— BEGIN —

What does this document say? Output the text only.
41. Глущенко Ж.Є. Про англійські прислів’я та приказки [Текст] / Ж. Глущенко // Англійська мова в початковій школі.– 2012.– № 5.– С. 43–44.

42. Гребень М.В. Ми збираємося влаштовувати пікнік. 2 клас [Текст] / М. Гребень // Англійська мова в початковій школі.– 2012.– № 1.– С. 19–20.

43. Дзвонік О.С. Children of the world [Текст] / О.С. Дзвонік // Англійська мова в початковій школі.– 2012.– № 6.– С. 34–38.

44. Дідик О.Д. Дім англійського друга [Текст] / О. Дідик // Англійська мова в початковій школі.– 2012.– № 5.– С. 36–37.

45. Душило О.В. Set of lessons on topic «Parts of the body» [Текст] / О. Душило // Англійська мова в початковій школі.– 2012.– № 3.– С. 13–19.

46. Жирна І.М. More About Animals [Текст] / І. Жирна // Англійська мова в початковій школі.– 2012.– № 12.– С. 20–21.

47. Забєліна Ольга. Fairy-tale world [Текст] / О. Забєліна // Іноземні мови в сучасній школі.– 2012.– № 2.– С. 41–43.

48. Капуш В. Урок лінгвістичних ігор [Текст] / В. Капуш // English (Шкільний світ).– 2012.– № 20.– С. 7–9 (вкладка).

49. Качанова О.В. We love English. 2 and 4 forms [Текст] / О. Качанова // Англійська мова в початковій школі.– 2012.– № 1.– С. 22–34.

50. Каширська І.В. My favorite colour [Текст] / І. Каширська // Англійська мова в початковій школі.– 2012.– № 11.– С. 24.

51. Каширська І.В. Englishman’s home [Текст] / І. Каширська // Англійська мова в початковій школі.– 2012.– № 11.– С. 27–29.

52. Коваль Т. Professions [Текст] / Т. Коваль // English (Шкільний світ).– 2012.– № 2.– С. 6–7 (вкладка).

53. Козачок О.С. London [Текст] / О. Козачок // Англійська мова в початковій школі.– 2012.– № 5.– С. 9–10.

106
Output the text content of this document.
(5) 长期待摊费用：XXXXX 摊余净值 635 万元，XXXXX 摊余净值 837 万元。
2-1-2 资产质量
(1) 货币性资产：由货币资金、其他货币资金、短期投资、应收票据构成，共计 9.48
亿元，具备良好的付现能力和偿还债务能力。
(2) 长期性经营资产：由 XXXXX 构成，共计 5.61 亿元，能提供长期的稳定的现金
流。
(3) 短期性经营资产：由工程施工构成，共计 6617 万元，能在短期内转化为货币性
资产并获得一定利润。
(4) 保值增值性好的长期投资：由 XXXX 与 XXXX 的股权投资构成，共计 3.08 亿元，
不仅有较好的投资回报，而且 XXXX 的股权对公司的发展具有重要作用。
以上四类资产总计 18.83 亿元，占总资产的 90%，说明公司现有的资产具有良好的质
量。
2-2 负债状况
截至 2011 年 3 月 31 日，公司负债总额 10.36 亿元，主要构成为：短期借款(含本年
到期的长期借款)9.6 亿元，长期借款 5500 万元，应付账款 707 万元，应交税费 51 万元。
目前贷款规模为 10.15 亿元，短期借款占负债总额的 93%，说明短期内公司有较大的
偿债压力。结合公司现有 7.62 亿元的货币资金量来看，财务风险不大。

— END —

Please return the data above exactly as given.

**SOLUTION BELOW**:
What does this document say? Output the text only.
41. Глущенко Ж.Є. Про англійські прислів’я та приказки [Текст] / Ж. Глущенко // Англійська мова в початковій школі.– 2012.– № 5.– С. 43–44.

42. Гребень М.В. Ми збираємося влаштовувати пікнік. 2 клас [Текст] / М. Гребень // Англійська мова в початковій школі.– 2012.– № 1.– С. 19–20.

43. Дзвонік О.С. Children of the world [Текст] / О.С. Дзвонік // Англійська мова в початковій школі.– 2012.– № 6.– С. 34–38.

44. Дідик О.Д. Дім англійського друга [Текст] / О. Дідик // Англійська мова в початковій школі.– 2012.– № 5.– С. 36–37.

45. Душило О.В. Set of lessons on topic «Parts of the body» [Текст] / О. Душило // Англійська мова в початковій школі.– 2012.– № 3.– С. 13–19.

46. Жирна І.М. More About Animals [Текст] / І. Жирна // Англійська мова в початковій школі.– 2012.– № 12.– С. 20–21.

47. Забєліна Ольга. Fairy-tale world [Текст] / О. Забєліна // Іноземні мови в сучасній школі.– 2012.– № 2.– С. 41–43.

48. Капуш В. Урок лінгвістичних ігор [Текст] / В. Капуш // English (Шкільний світ).– 2012.– № 20.– С. 7–9 (вкладка).

49. Качанова О.В. We love English. 2 and 4 forms [Текст] / О. Качанова // Англійська мова в початковій школі.– 2012.– № 1.– С. 22–34.

50. Каширська І.В. My favorite colour [Текст] / І. Каширська // Англійська мова в початковій школі.– 2012.– № 11.– С. 24.

51. Каширська І.В. Englishman’s home [Текст] / І. Каширська // Англійська мова в початковій школі.– 2012.– № 11.– С. 27–29.

52. Коваль Т. Professions [Текст] / Т. Коваль // English (Шкільний світ).– 2012.– № 2.– С. 6–7 (вкладка).

53. Козачок О.С. London [Текст] / О. Козачок // Англійська мова в початковій школі.– 2012.– № 5.– С. 9–10.

106
Output the text content of this document.
(5) 长期待摊费用：XXXXX 摊余净值 635 万元，XXXXX 摊余净值 837 万元。
2-1-2 资产质量
(1) 货币性资产：由货币资金、其他货币资金、短期投资、应收票据构成，共计 9.48
亿元，具备良好的付现能力和偿还债务能力。
(2) 长期性经营资产：由 XXXXX 构成，共计 5.61 亿元，能提供长期的稳定的现金
流。
(3) 短期性经营资产：由工程施工构成，共计 6617 万元，能在短期内转化为货币性
资产并获得一定利润。
(4) 保值增值性好的长期投资：由 XXXX 与 XXXX 的股权投资构成，共计 3.08 亿元，
不仅有较好的投资回报，而且 XXXX 的股权对公司的发展具有重要作用。
以上四类资产总计 18.83 亿元，占总资产的 90%，说明公司现有的资产具有良好的质
量。
2-2 负债状况
截至 2011 年 3 月 31 日，公司负债总额 10.36 亿元，主要构成为：短期借款(含本年
到期的长期借款)9.6 亿元，长期借款 5500 万元，应付账款 707 万元，应交税费 51 万元。
目前贷款规模为 10.15 亿元，短期借款占负债总额的 93%，说明短期内公司有较大的
偿债压力。结合公司现有 7.62 亿元的货币资金量来看，财务风险不大。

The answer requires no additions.